Rows from a figure dataset:

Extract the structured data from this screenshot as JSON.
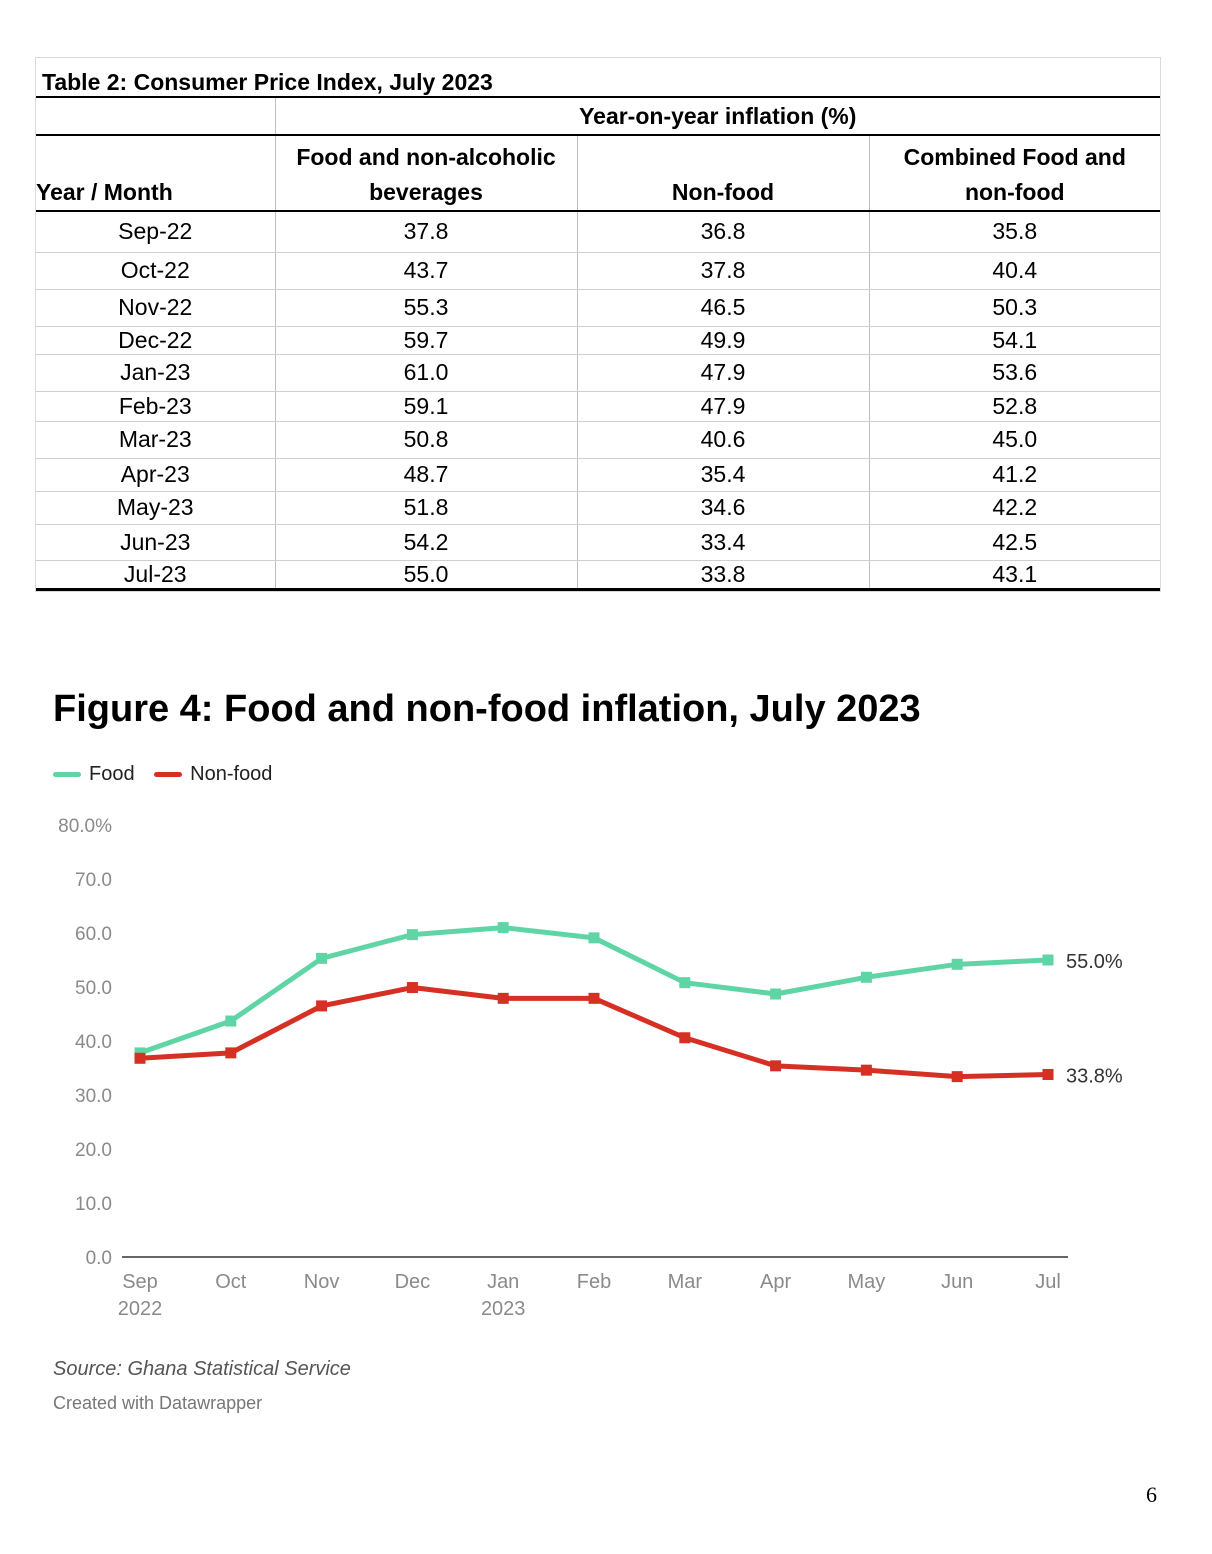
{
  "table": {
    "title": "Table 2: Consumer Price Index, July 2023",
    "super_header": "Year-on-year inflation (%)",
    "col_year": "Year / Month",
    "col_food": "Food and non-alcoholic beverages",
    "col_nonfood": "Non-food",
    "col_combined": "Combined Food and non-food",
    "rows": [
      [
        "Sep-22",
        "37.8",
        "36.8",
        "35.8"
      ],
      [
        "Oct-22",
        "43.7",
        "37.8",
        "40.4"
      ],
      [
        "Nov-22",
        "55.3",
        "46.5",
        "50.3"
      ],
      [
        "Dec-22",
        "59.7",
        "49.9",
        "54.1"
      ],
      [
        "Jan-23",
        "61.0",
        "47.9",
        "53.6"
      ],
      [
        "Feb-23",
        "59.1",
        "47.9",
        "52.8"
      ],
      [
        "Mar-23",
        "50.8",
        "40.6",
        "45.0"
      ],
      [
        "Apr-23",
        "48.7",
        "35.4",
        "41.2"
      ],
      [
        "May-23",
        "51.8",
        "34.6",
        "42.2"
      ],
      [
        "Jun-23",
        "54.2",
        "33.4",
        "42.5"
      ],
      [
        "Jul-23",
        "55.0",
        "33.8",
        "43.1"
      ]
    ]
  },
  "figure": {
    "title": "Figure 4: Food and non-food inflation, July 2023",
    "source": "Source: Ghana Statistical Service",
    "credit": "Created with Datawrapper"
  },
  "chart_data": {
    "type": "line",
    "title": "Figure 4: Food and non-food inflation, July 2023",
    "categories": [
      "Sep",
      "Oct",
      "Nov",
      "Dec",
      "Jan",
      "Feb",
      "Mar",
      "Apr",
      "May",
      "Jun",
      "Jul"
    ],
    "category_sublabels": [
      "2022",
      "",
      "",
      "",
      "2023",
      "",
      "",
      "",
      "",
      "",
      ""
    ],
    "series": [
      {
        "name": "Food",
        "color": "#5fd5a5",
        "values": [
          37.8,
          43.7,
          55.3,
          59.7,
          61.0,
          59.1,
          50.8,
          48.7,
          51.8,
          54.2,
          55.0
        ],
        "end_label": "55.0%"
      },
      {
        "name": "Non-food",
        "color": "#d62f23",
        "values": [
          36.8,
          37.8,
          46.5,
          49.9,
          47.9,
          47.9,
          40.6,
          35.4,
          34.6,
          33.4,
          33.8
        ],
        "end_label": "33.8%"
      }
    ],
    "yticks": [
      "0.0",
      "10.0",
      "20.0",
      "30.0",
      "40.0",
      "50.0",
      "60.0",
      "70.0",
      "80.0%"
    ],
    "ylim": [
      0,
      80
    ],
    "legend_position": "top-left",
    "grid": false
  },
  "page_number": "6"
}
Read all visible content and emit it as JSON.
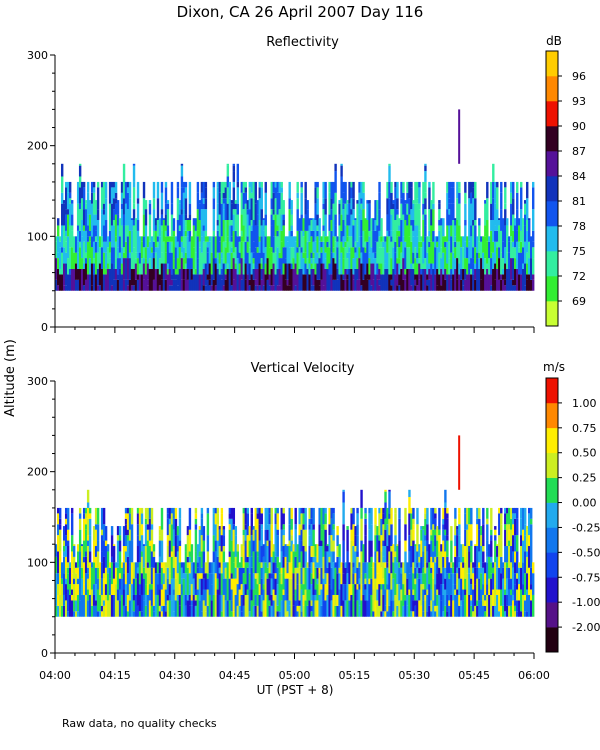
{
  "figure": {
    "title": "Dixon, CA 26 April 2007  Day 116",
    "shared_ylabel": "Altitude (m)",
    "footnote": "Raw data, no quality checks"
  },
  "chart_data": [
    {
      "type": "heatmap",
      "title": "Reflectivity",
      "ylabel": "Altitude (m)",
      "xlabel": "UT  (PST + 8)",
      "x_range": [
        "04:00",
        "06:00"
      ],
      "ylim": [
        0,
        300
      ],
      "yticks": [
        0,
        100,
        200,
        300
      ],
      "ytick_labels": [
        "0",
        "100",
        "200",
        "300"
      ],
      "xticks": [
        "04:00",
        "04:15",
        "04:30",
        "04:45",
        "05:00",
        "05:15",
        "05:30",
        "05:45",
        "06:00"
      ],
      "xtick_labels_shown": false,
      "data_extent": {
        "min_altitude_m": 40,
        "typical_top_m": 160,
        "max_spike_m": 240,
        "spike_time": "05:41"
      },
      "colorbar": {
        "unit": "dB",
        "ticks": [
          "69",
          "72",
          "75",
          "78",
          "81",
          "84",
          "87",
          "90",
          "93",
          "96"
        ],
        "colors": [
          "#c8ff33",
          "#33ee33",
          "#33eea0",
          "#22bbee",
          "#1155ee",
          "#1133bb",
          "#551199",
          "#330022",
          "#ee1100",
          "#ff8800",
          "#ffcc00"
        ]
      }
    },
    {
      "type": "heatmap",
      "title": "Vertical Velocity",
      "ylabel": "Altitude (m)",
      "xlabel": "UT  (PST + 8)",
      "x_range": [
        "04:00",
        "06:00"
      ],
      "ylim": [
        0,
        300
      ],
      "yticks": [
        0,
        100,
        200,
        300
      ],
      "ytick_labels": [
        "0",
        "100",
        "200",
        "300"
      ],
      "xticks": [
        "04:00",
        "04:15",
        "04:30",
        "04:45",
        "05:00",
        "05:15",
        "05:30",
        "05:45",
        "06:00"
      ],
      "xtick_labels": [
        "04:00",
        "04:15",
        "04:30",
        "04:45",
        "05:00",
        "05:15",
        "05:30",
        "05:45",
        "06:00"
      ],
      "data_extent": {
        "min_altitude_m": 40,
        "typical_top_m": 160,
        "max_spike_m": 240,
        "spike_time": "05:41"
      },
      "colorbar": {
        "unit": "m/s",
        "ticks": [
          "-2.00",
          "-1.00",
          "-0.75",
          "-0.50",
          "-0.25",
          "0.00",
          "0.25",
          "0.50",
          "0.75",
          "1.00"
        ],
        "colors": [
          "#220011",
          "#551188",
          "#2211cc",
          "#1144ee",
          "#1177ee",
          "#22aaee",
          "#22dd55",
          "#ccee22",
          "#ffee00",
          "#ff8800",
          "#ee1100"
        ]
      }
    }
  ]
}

### Exercise brief
Print all of the records shown above exactly, leaving out each picture.

### Result
Extract the structured data from this screenshot as JSON.
{
  "table": {
    "title": "Table 2: Consumer Price Index, July 2023",
    "super_header": "Year-on-year inflation (%)",
    "col_year": "Year / Month",
    "col_food": "Food and non-alcoholic beverages",
    "col_nonfood": "Non-food",
    "col_combined": "Combined Food and non-food",
    "rows": [
      [
        "Sep-22",
        "37.8",
        "36.8",
        "35.8"
      ],
      [
        "Oct-22",
        "43.7",
        "37.8",
        "40.4"
      ],
      [
        "Nov-22",
        "55.3",
        "46.5",
        "50.3"
      ],
      [
        "Dec-22",
        "59.7",
        "49.9",
        "54.1"
      ],
      [
        "Jan-23",
        "61.0",
        "47.9",
        "53.6"
      ],
      [
        "Feb-23",
        "59.1",
        "47.9",
        "52.8"
      ],
      [
        "Mar-23",
        "50.8",
        "40.6",
        "45.0"
      ],
      [
        "Apr-23",
        "48.7",
        "35.4",
        "41.2"
      ],
      [
        "May-23",
        "51.8",
        "34.6",
        "42.2"
      ],
      [
        "Jun-23",
        "54.2",
        "33.4",
        "42.5"
      ],
      [
        "Jul-23",
        "55.0",
        "33.8",
        "43.1"
      ]
    ]
  },
  "figure": {
    "title": "Figure 4: Food and non-food inflation, July 2023",
    "source": "Source: Ghana Statistical Service",
    "credit": "Created with Datawrapper"
  },
  "chart_data": {
    "type": "line",
    "title": "Figure 4: Food and non-food inflation, July 2023",
    "categories": [
      "Sep",
      "Oct",
      "Nov",
      "Dec",
      "Jan",
      "Feb",
      "Mar",
      "Apr",
      "May",
      "Jun",
      "Jul"
    ],
    "category_sublabels": [
      "2022",
      "",
      "",
      "",
      "2023",
      "",
      "",
      "",
      "",
      "",
      ""
    ],
    "series": [
      {
        "name": "Food",
        "color": "#5fd5a5",
        "values": [
          37.8,
          43.7,
          55.3,
          59.7,
          61.0,
          59.1,
          50.8,
          48.7,
          51.8,
          54.2,
          55.0
        ],
        "end_label": "55.0%"
      },
      {
        "name": "Non-food",
        "color": "#d62f23",
        "values": [
          36.8,
          37.8,
          46.5,
          49.9,
          47.9,
          47.9,
          40.6,
          35.4,
          34.6,
          33.4,
          33.8
        ],
        "end_label": "33.8%"
      }
    ],
    "yticks": [
      "0.0",
      "10.0",
      "20.0",
      "30.0",
      "40.0",
      "50.0",
      "60.0",
      "70.0",
      "80.0%"
    ],
    "ylim": [
      0,
      80
    ],
    "legend_position": "top-left",
    "grid": false
  },
  "page_number": "6"
}
Read all visible content and emit it as JSON.
{
  "figure": {
    "title": "Dixon, CA 26 April 2007  Day 116",
    "shared_ylabel": "Altitude (m)",
    "footnote": "Raw data, no quality checks"
  },
  "chart_data": [
    {
      "type": "heatmap",
      "title": "Reflectivity",
      "ylabel": "Altitude (m)",
      "xlabel": "UT  (PST + 8)",
      "x_range": [
        "04:00",
        "06:00"
      ],
      "ylim": [
        0,
        300
      ],
      "yticks": [
        0,
        100,
        200,
        300
      ],
      "ytick_labels": [
        "0",
        "100",
        "200",
        "300"
      ],
      "xticks": [
        "04:00",
        "04:15",
        "04:30",
        "04:45",
        "05:00",
        "05:15",
        "05:30",
        "05:45",
        "06:00"
      ],
      "xtick_labels_shown": false,
      "data_extent": {
        "min_altitude_m": 40,
        "typical_top_m": 160,
        "max_spike_m": 240,
        "spike_time": "05:41"
      },
      "colorbar": {
        "unit": "dB",
        "ticks": [
          "69",
          "72",
          "75",
          "78",
          "81",
          "84",
          "87",
          "90",
          "93",
          "96"
        ],
        "colors": [
          "#c8ff33",
          "#33ee33",
          "#33eea0",
          "#22bbee",
          "#1155ee",
          "#1133bb",
          "#551199",
          "#330022",
          "#ee1100",
          "#ff8800",
          "#ffcc00"
        ]
      }
    },
    {
      "type": "heatmap",
      "title": "Vertical Velocity",
      "ylabel": "Altitude (m)",
      "xlabel": "UT  (PST + 8)",
      "x_range": [
        "04:00",
        "06:00"
      ],
      "ylim": [
        0,
        300
      ],
      "yticks": [
        0,
        100,
        200,
        300
      ],
      "ytick_labels": [
        "0",
        "100",
        "200",
        "300"
      ],
      "xticks": [
        "04:00",
        "04:15",
        "04:30",
        "04:45",
        "05:00",
        "05:15",
        "05:30",
        "05:45",
        "06:00"
      ],
      "xtick_labels": [
        "04:00",
        "04:15",
        "04:30",
        "04:45",
        "05:00",
        "05:15",
        "05:30",
        "05:45",
        "06:00"
      ],
      "data_extent": {
        "min_altitude_m": 40,
        "typical_top_m": 160,
        "max_spike_m": 240,
        "spike_time": "05:41"
      },
      "colorbar": {
        "unit": "m/s",
        "ticks": [
          "-2.00",
          "-1.00",
          "-0.75",
          "-0.50",
          "-0.25",
          "0.00",
          "0.25",
          "0.50",
          "0.75",
          "1.00"
        ],
        "colors": [
          "#220011",
          "#551188",
          "#2211cc",
          "#1144ee",
          "#1177ee",
          "#22aaee",
          "#22dd55",
          "#ccee22",
          "#ffee00",
          "#ff8800",
          "#ee1100"
        ]
      }
    }
  ]
}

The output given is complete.